Reproduce the complete listing without any deviation.

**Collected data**
★ ★ ★ ★ ★ ★ ★
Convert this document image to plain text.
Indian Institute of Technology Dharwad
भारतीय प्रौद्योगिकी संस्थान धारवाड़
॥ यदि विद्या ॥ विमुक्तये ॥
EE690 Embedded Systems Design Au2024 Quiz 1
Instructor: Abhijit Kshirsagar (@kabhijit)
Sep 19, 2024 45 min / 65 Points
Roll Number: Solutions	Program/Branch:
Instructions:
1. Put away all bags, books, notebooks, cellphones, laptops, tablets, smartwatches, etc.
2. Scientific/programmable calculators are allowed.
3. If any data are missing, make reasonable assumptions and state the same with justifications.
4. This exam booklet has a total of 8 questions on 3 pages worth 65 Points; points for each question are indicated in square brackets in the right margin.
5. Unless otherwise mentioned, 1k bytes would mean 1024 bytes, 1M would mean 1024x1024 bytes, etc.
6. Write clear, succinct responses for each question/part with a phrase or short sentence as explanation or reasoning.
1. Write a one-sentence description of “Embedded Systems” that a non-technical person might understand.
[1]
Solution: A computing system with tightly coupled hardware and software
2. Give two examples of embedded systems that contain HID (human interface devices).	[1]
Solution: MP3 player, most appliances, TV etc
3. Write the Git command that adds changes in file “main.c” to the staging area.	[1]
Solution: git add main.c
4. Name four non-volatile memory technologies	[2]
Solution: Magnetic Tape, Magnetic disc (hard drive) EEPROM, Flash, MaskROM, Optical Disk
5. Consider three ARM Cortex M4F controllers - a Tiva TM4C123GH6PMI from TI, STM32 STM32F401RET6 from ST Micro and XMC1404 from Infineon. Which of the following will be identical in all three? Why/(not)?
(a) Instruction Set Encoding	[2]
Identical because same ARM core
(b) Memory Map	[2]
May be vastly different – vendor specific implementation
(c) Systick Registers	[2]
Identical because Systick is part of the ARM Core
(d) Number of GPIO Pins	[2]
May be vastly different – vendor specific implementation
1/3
★ ★ ★ ★ ★ ★ ★
**Exercise response**
Convert this document image to plain text.
Indian Institute of Technology Dharwad
भारतीय प्रौद्योगिकी संस्थान धारवाड़
॥ यदि विद्या ॥ विमुक्तये ॥
EE690 Embedded Systems Design Au2024 Quiz 1
Instructor: Abhijit Kshirsagar (@kabhijit)
Sep 19, 2024 45 min / 65 Points
Roll Number: Solutions	Program/Branch:
Instructions:
1. Put away all bags, books, notebooks, cellphones, laptops, tablets, smartwatches, etc.
2. Scientific/programmable calculators are allowed.
3. If any data are missing, make reasonable assumptions and state the same with justifications.
4. This exam booklet has a total of 8 questions on 3 pages worth 65 Points; points for each question are indicated in square brackets in the right margin.
5. Unless otherwise mentioned, 1k bytes would mean 1024 bytes, 1M would mean 1024x1024 bytes, etc.
6. Write clear, succinct responses for each question/part with a phrase or short sentence as explanation or reasoning.
1. Write a one-sentence description of “Embedded Systems” that a non-technical person might understand.
[1]
Solution: A computing system with tightly coupled hardware and software
2. Give two examples of embedded systems that contain HID (human interface devices).	[1]
Solution: MP3 player, most appliances, TV etc
3. Write the Git command that adds changes in file “main.c” to the staging area.	[1]
Solution: git add main.c
4. Name four non-volatile memory technologies	[2]
Solution: Magnetic Tape, Magnetic disc (hard drive) EEPROM, Flash, MaskROM, Optical Disk
5. Consider three ARM Cortex M4F controllers - a Tiva TM4C123GH6PMI from TI, STM32 STM32F401RET6 from ST Micro and XMC1404 from Infineon. Which of the following will be identical in all three? Why/(not)?
(a) Instruction Set Encoding	[2]
Identical because same ARM core
(b) Memory Map	[2]
May be vastly different – vendor specific implementation
(c) Systick Registers	[2]
Identical because Systick is part of the ARM Core
(d) Number of GPIO Pins	[2]
May be vastly different – vendor specific implementation
1/3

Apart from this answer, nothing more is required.